[Begin]

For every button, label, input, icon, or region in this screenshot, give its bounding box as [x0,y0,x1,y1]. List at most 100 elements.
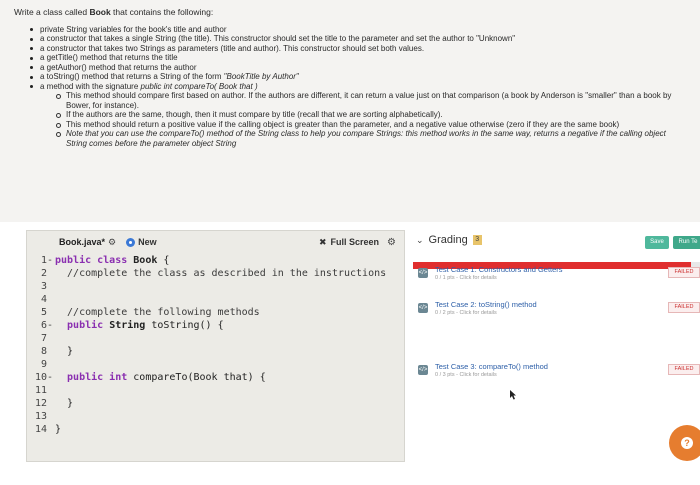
subrequirement-item: This method should return a positive val… [56,120,686,130]
grading-title: Grading [428,234,468,246]
code-token: //complete the class as described in the… [55,268,387,279]
code-token: String [109,320,152,331]
code-token: public class [55,255,134,266]
code-token: //complete the following methods [55,307,260,318]
code-token: compareTo(Book that) { [133,372,266,383]
gear-icon[interactable]: ⚙ [387,237,396,248]
code-line[interactable]: 3 [27,281,55,293]
fold-marker [47,424,55,436]
fold-marker [47,281,55,293]
fold-marker[interactable]: - [47,255,55,267]
code-line[interactable]: 4 [27,294,55,306]
requirement-item: a getTitle() method that returns the tit… [30,53,686,63]
save-button[interactable]: Save [645,236,669,249]
line-number: 10 [34,372,47,383]
test-case-details[interactable]: 0 / 3 pts - Click for details [435,372,497,378]
code-editor: Book.java* ⚙ New ✖ Full Screen ⚙ 1- publi… [26,230,405,462]
code-line[interactable]: 8 } [27,346,73,358]
subrequirement-item: If the authors are the same, though, the… [56,110,686,120]
subrequirement-item: Note that you can use the compareTo() me… [56,129,686,148]
line-number: 4 [40,294,47,305]
line-number: 8 [40,346,47,357]
test-case-3[interactable]: </> Test Case 3: compareTo() method 0 / … [418,362,700,386]
line-number: 14 [34,424,47,435]
expand-icon: ✖ [318,236,327,247]
help-icon: ? [681,437,693,449]
failed-badge: FAILED [668,267,700,278]
code-icon: </> [418,365,428,375]
code-token: public [55,320,110,331]
code-token: public int [55,372,134,383]
chevron-down-icon: ⌄ [416,234,424,245]
code-line[interactable]: 6- public String toString() { [27,320,224,332]
new-file-button[interactable]: New [126,237,157,247]
line-number: 3 [40,281,47,292]
code-token: } [55,398,74,409]
test-case-2[interactable]: </> Test Case 2: toString() method 0 / 2… [418,300,700,324]
test-case-details[interactable]: 0 / 1 pts - Click for details [435,275,497,281]
fold-marker[interactable]: - [47,372,55,384]
fold-marker [47,359,55,371]
code-token: } [55,346,74,357]
test-case-1[interactable]: </> Test Case 1: Constructors and Getter… [418,265,700,289]
line-number: 7 [40,333,47,344]
fold-marker [47,411,55,423]
requirement-item: a method with the signature public int c… [30,82,686,149]
compare-subitems: This method should compare first based o… [40,91,686,148]
failed-badge: FAILED [668,302,700,313]
tab-settings-icon[interactable]: ⚙ [108,237,116,248]
code-token: { [163,255,170,266]
full-screen-button[interactable]: ✖ Full Screen [319,237,379,248]
fold-marker [47,268,55,280]
code-line[interactable]: 1- public class Book { [27,255,169,267]
fold-marker [47,346,55,358]
requirement-item: a constructor that takes two Strings as … [30,44,686,54]
file-tab[interactable]: Book.java* ⚙ [59,237,116,248]
run-tests-button[interactable]: Run Te [673,236,700,249]
line-number: 5 [40,307,47,318]
fold-marker [47,294,55,306]
requirement-item: private String variables for the book's … [30,25,686,35]
code-line[interactable]: 5 //complete the following methods [27,307,260,319]
test-case-title[interactable]: Test Case 3: compareTo() method [435,362,548,371]
code-line[interactable]: 10- public int compareTo(Book that) { [27,372,266,384]
code-line[interactable]: 7 [27,333,55,345]
test-case-title[interactable]: Test Case 2: toString() method [435,300,537,309]
mouse-cursor-icon [510,390,516,400]
instructions-panel: Write a class called Book that contains … [0,0,700,222]
code-line[interactable]: 11 [27,385,55,397]
editor-toolbar: Book.java* ⚙ New ✖ Full Screen ⚙ [27,231,404,253]
test-case-details[interactable]: 0 / 2 pts - Click for details [435,310,497,316]
requirement-item: a toString() method that returns a Strin… [30,72,686,82]
line-number: 9 [40,359,47,370]
code-line[interactable]: 9 [27,359,55,371]
code-text-area[interactable]: 1- public class Book {2 //complete the cl… [27,253,404,461]
line-number: 1 [40,255,47,266]
fold-marker [47,333,55,345]
line-number: 6 [40,320,47,331]
grading-badge: 3 [472,235,482,245]
code-line[interactable]: 14} [27,424,61,436]
line-number: 12 [34,398,47,409]
fold-marker [47,398,55,410]
code-token: } [55,424,62,435]
requirements-list: private String variables for the book's … [14,25,686,149]
instructions-intro: Write a class called Book that contains … [14,7,214,17]
code-token: Book [133,255,164,266]
fold-marker [47,307,55,319]
grading-header[interactable]: ⌄ Grading 3 [416,234,482,246]
failed-badge: FAILED [668,364,700,375]
fold-marker [47,385,55,397]
line-number: 2 [40,268,47,279]
plus-circle-icon [126,237,136,247]
code-line[interactable]: 2 //complete the class as described in t… [27,268,386,280]
test-case-title[interactable]: Test Case 1: Constructors and Getters [435,265,563,274]
line-number: 11 [34,385,47,396]
help-button[interactable]: ? [669,425,700,461]
code-line[interactable]: 13 [27,411,55,423]
code-line[interactable]: 12 } [27,398,73,410]
code-icon: </> [418,303,428,313]
code-icon: </> [418,268,428,278]
subrequirement-item: This method should compare first based o… [56,91,686,110]
fold-marker[interactable]: - [47,320,55,332]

[End]

→ **What the exercise asks**
Reproduce every line of the material above verbatim and leave out the picture.

→ **Solution to this task**
For every button, label, input, icon, or region in this screenshot, give its bounding box as [x0,y0,x1,y1]. List at most 100 elements.
subrequirement-item: This method should return a positive val… [56,120,686,130]
grading-title: Grading [428,234,468,246]
code-token: //complete the class as described in the… [55,268,387,279]
code-token: String [109,320,152,331]
code-token: public class [55,255,134,266]
code-token: //complete the following methods [55,307,260,318]
code-token: compareTo(Book that) { [133,372,266,383]
gear-icon[interactable]: ⚙ [387,237,396,248]
code-line[interactable]: 3 [27,281,55,293]
fold-marker [47,424,55,436]
fold-marker [47,281,55,293]
fold-marker[interactable]: - [47,255,55,267]
code-line[interactable]: 4 [27,294,55,306]
requirement-item: a getTitle() method that returns the tit… [30,53,686,63]
save-button[interactable]: Save [645,236,669,249]
line-number: 10 [34,372,47,383]
test-case-details[interactable]: 0 / 3 pts - Click for details [435,372,497,378]
code-editor: Book.java* ⚙ New ✖ Full Screen ⚙ 1- publi… [26,230,405,462]
code-line[interactable]: 8 } [27,346,73,358]
subrequirement-item: If the authors are the same, though, the… [56,110,686,120]
subrequirement-item: Note that you can use the compareTo() me… [56,129,686,148]
line-number: 4 [40,294,47,305]
line-number: 8 [40,346,47,357]
test-case-3[interactable]: </> Test Case 3: compareTo() method 0 / … [418,362,700,386]
line-number: 14 [34,424,47,435]
expand-icon: ✖ [318,236,327,247]
help-icon: ? [681,437,693,449]
failed-badge: FAILED [668,267,700,278]
code-icon: </> [418,365,428,375]
code-token: public [55,320,110,331]
code-token: public int [55,372,134,383]
chevron-down-icon: ⌄ [416,234,424,245]
code-line[interactable]: 6- public String toString() { [27,320,224,332]
new-file-button[interactable]: New [126,237,157,247]
line-number: 3 [40,281,47,292]
code-token: } [55,398,74,409]
test-case-2[interactable]: </> Test Case 2: toString() method 0 / 2… [418,300,700,324]
test-case-details[interactable]: 0 / 1 pts - Click for details [435,275,497,281]
fold-marker[interactable]: - [47,372,55,384]
fold-marker [47,359,55,371]
code-token: } [55,346,74,357]
test-case-1[interactable]: </> Test Case 1: Constructors and Getter… [418,265,700,289]
line-number: 7 [40,333,47,344]
fold-marker [47,411,55,423]
requirement-item: a method with the signature public int c… [30,82,686,149]
compare-subitems: This method should compare first based o… [40,91,686,148]
failed-badge: FAILED [668,302,700,313]
tab-settings-icon[interactable]: ⚙ [108,237,116,248]
code-token: { [163,255,170,266]
full-screen-button[interactable]: ✖ Full Screen [319,237,379,248]
fold-marker [47,268,55,280]
code-line[interactable]: 1- public class Book { [27,255,169,267]
fold-marker [47,346,55,358]
requirement-item: a constructor that takes two Strings as … [30,44,686,54]
file-tab[interactable]: Book.java* ⚙ [59,237,116,248]
run-tests-button[interactable]: Run Te [673,236,700,249]
line-number: 5 [40,307,47,318]
fold-marker [47,294,55,306]
requirement-item: private String variables for the book's … [30,25,686,35]
code-line[interactable]: 5 //complete the following methods [27,307,260,319]
test-case-title[interactable]: Test Case 3: compareTo() method [435,362,548,371]
code-line[interactable]: 10- public int compareTo(Book that) { [27,372,266,384]
code-line[interactable]: 7 [27,333,55,345]
test-case-title[interactable]: Test Case 2: toString() method [435,300,537,309]
mouse-cursor-icon [510,390,516,400]
instructions-panel: Write a class called Book that contains … [0,0,700,222]
code-line[interactable]: 11 [27,385,55,397]
editor-toolbar: Book.java* ⚙ New ✖ Full Screen ⚙ [27,231,404,253]
test-case-details[interactable]: 0 / 2 pts - Click for details [435,310,497,316]
requirement-item: a toString() method that returns a Strin… [30,72,686,82]
line-number: 9 [40,359,47,370]
code-line[interactable]: 9 [27,359,55,371]
code-text-area[interactable]: 1- public class Book {2 //complete the cl… [27,253,404,461]
line-number: 1 [40,255,47,266]
fold-marker [47,333,55,345]
line-number: 6 [40,320,47,331]
grading-badge: 3 [472,235,482,245]
code-line[interactable]: 14} [27,424,61,436]
line-number: 12 [34,398,47,409]
fold-marker [47,398,55,410]
code-token: } [55,424,62,435]
requirements-list: private String variables for the book's … [14,25,686,149]
instructions-intro: Write a class called Book that contains … [14,7,214,17]
code-token: Book [133,255,164,266]
fold-marker [47,307,55,319]
grading-header[interactable]: ⌄ Grading 3 [416,234,482,246]
failed-badge: FAILED [668,364,700,375]
fold-marker [47,385,55,397]
line-number: 2 [40,268,47,279]
plus-circle-icon [126,237,136,247]
code-line[interactable]: 2 //complete the class as described in t… [27,268,386,280]
test-case-title[interactable]: Test Case 1: Constructors and Getters [435,265,563,274]
line-number: 11 [34,385,47,396]
help-button[interactable]: ? [669,425,700,461]
code-line[interactable]: 13 [27,411,55,423]
code-line[interactable]: 12 } [27,398,73,410]
code-icon: </> [418,303,428,313]
code-icon: </> [418,268,428,278]
subrequirement-item: This method should compare first based o… [56,91,686,110]
fold-marker[interactable]: - [47,320,55,332]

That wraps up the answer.